──────── Source material
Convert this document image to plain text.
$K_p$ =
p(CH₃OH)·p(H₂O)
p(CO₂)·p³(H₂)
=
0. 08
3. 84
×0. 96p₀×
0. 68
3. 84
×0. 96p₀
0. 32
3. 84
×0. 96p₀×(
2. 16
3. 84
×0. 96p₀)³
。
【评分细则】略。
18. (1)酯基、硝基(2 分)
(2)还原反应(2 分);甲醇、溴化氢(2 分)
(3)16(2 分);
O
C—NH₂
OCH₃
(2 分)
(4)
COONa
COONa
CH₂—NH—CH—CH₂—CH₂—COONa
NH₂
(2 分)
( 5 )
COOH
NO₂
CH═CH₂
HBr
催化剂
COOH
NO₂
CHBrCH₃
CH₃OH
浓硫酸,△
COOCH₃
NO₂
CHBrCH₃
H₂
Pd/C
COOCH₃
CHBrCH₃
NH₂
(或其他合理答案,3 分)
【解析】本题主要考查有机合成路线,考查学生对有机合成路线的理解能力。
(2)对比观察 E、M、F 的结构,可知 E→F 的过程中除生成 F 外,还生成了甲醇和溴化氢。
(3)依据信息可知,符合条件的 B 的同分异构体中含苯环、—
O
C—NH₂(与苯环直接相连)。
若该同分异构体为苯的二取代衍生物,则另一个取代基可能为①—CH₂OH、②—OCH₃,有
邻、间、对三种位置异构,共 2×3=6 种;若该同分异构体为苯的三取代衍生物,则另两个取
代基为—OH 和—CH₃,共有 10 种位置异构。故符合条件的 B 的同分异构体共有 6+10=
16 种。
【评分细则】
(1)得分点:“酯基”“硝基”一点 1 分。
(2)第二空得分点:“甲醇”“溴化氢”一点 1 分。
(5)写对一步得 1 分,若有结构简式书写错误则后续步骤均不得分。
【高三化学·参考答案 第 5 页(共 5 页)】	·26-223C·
────────────────
#### [Goal]
Nothing should be left out: return all of the records exactly.

#### [Complete response]
Convert this document image to plain text.
$K_p$ =
p(CH₃OH)·p(H₂O)
p(CO₂)·p³(H₂)
=
0. 08
3. 84
×0. 96p₀×
0. 68
3. 84
×0. 96p₀
0. 32
3. 84
×0. 96p₀×(
2. 16
3. 84
×0. 96p₀)³
。
【评分细则】略。
18. (1)酯基、硝基(2 分)
(2)还原反应(2 分);甲醇、溴化氢(2 分)
(3)16(2 分);
O
C—NH₂
OCH₃
(2 分)
(4)
COONa
COONa
CH₂—NH—CH—CH₂—CH₂—COONa
NH₂
(2 分)
( 5 )
COOH
NO₂
CH═CH₂
HBr
催化剂
COOH
NO₂
CHBrCH₃
CH₃OH
浓硫酸,△
COOCH₃
NO₂
CHBrCH₃
H₂
Pd/C
COOCH₃
CHBrCH₃
NH₂
(或其他合理答案,3 分)
【解析】本题主要考查有机合成路线,考查学生对有机合成路线的理解能力。
(2)对比观察 E、M、F 的结构,可知 E→F 的过程中除生成 F 外,还生成了甲醇和溴化氢。
(3)依据信息可知,符合条件的 B 的同分异构体中含苯环、—
O
C—NH₂(与苯环直接相连)。
若该同分异构体为苯的二取代衍生物,则另一个取代基可能为①—CH₂OH、②—OCH₃,有
邻、间、对三种位置异构,共 2×3=6 种;若该同分异构体为苯的三取代衍生物,则另两个取
代基为—OH 和—CH₃,共有 10 种位置异构。故符合条件的 B 的同分异构体共有 6+10=
16 种。
【评分细则】
(1)得分点:“酯基”“硝基”一点 1 分。
(2)第二空得分点:“甲醇”“溴化氢”一点 1 分。
(5)写对一步得 1 分,若有结构简式书写错误则后续步骤均不得分。
【高三化学·参考答案 第 5 页(共 5 页)】	·26-223C·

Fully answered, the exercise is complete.